Pull out every line below containing the word "JSON".

Records supplied.
============
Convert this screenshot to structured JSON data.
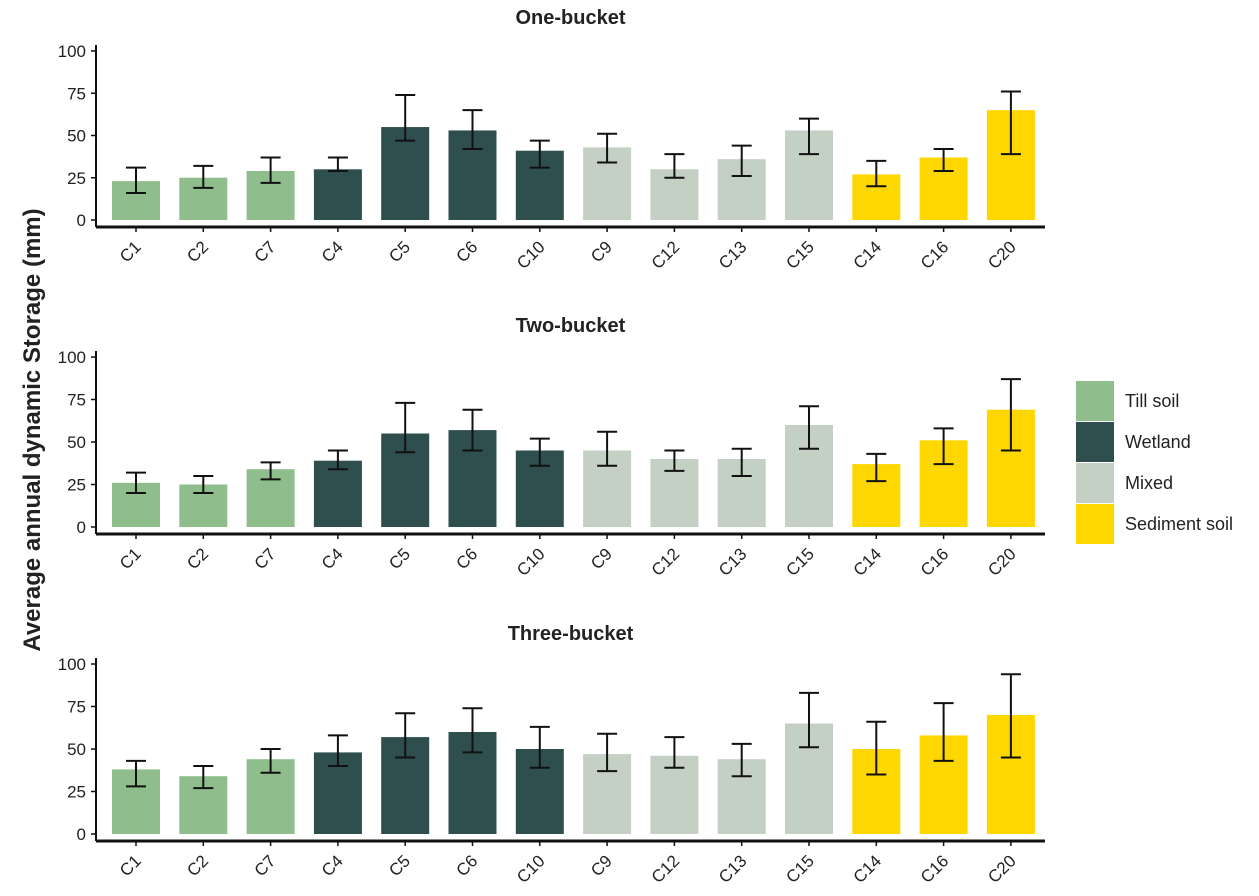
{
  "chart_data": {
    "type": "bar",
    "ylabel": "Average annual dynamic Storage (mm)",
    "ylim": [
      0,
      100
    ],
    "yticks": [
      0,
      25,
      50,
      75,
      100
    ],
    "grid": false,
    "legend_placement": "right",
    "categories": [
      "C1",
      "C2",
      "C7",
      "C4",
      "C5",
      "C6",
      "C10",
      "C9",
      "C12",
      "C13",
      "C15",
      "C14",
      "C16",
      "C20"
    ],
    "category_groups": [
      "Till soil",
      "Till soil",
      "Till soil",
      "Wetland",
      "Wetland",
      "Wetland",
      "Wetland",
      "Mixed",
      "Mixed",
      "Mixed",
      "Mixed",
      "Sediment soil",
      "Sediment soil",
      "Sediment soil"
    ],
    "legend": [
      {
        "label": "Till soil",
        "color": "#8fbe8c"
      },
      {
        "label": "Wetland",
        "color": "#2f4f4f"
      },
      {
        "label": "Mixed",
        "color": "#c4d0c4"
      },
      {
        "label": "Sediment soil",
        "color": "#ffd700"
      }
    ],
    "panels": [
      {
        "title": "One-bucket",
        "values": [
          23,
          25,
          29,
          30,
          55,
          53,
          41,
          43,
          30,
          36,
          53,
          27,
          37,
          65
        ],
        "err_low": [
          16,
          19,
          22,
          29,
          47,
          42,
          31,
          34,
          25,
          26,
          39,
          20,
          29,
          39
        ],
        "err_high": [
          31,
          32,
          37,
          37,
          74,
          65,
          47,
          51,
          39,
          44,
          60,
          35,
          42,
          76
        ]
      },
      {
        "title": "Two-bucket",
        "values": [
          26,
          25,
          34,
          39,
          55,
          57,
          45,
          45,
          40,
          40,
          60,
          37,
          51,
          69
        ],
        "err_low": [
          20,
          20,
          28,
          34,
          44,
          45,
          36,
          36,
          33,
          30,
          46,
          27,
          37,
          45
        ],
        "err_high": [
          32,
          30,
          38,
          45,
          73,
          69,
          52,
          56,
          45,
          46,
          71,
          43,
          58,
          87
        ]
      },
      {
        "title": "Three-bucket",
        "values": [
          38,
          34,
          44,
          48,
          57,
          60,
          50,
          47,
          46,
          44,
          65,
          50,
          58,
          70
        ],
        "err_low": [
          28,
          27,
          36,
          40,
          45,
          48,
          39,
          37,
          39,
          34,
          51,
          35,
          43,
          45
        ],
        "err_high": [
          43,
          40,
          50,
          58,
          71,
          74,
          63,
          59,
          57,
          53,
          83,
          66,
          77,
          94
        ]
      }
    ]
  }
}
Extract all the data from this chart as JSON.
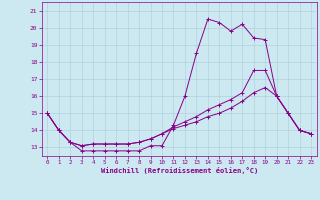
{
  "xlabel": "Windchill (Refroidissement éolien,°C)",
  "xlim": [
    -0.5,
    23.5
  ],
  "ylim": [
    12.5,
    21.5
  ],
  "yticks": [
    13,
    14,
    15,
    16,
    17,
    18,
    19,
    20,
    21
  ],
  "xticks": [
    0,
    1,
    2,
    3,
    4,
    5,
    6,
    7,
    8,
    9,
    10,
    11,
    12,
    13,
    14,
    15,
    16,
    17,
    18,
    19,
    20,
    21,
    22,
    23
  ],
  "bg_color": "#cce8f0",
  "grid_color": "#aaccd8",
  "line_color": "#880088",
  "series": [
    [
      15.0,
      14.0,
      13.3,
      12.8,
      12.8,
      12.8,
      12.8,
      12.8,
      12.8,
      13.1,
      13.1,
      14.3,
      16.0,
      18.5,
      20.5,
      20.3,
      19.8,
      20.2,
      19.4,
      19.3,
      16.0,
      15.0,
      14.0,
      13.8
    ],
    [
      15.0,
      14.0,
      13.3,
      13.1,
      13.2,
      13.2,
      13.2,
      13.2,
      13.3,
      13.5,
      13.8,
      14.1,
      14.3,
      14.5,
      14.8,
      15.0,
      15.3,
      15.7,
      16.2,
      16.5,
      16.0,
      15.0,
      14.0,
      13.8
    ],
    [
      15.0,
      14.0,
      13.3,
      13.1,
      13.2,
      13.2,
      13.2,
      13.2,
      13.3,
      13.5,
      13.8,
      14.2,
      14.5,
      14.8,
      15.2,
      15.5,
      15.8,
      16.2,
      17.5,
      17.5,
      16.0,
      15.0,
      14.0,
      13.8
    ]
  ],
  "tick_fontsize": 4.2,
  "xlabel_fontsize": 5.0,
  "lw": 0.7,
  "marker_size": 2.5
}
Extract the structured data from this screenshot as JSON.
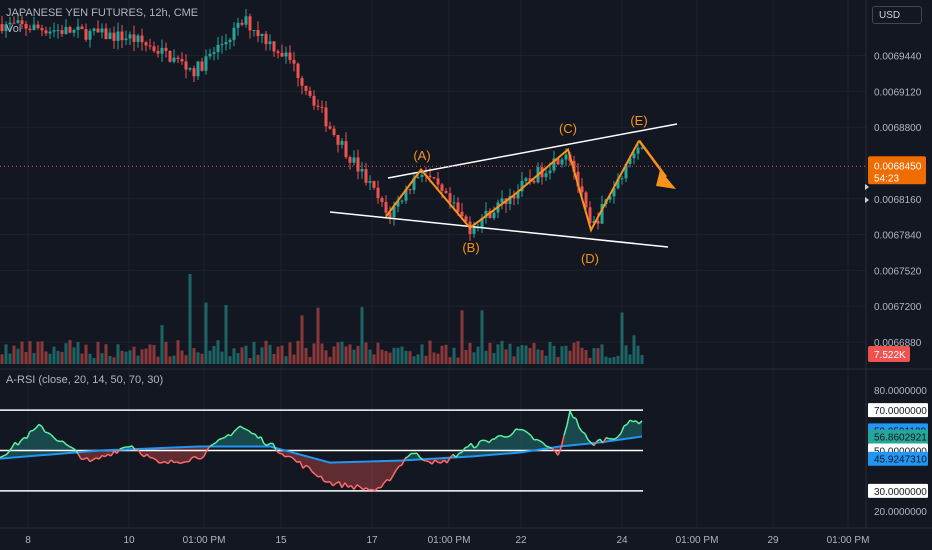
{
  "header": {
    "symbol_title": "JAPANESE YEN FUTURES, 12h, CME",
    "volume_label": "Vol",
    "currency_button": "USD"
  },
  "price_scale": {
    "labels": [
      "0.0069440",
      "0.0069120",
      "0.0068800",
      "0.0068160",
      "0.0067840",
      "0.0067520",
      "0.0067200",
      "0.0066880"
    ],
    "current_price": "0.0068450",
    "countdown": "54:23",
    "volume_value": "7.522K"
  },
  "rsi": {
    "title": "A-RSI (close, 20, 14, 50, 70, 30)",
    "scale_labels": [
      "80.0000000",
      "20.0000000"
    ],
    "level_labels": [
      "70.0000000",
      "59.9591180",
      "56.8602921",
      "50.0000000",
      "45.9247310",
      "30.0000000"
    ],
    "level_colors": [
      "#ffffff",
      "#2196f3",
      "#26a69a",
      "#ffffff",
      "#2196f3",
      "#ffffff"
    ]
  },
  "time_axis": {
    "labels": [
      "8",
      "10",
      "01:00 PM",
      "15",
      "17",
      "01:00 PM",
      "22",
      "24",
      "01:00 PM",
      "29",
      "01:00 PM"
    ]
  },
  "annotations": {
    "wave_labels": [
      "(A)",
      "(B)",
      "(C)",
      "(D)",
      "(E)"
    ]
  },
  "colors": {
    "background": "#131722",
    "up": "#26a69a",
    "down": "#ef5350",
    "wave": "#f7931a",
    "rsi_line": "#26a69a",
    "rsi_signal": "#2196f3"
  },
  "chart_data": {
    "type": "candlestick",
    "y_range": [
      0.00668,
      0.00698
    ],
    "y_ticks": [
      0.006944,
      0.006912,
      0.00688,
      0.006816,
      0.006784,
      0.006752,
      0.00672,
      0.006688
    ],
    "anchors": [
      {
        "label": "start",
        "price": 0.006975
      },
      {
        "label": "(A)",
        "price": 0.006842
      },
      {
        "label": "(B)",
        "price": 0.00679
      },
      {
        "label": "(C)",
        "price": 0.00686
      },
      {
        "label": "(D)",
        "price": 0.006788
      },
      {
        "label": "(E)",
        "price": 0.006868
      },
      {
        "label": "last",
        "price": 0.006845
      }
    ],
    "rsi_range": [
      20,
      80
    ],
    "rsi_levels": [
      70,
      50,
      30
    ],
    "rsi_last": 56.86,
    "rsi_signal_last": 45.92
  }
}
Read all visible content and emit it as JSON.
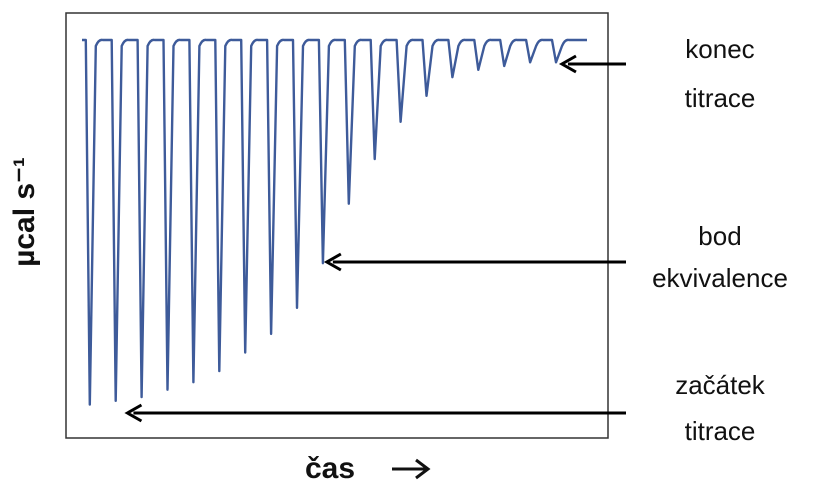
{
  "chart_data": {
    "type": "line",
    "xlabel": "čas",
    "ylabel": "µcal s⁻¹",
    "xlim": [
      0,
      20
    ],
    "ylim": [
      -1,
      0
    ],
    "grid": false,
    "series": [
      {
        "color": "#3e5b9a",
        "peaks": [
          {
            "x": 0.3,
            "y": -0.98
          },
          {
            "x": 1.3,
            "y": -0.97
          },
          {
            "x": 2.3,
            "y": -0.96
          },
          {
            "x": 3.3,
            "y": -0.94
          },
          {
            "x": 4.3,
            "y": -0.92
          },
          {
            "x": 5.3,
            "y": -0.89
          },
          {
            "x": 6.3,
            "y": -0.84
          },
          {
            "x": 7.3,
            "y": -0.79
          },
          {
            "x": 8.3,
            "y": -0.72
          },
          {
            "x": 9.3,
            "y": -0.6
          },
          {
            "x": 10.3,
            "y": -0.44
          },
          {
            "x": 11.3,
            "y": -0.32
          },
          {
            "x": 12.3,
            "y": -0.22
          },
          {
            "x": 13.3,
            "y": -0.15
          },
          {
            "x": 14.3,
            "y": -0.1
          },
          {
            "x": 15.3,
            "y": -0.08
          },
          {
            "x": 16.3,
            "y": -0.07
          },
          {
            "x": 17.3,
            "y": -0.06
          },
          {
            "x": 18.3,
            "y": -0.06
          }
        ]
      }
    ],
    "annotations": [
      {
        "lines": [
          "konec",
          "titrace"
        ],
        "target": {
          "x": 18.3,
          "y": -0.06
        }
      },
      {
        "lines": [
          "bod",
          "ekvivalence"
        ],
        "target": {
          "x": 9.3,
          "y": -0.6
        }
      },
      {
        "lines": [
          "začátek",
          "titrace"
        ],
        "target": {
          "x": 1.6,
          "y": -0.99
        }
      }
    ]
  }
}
============
Solution for this task.
Convert this screenshot to structured JSON data.
Extract all the data from this chart as JSON.
Extract the structured data from this screenshot as JSON.
Read all visible content and emit it as JSON.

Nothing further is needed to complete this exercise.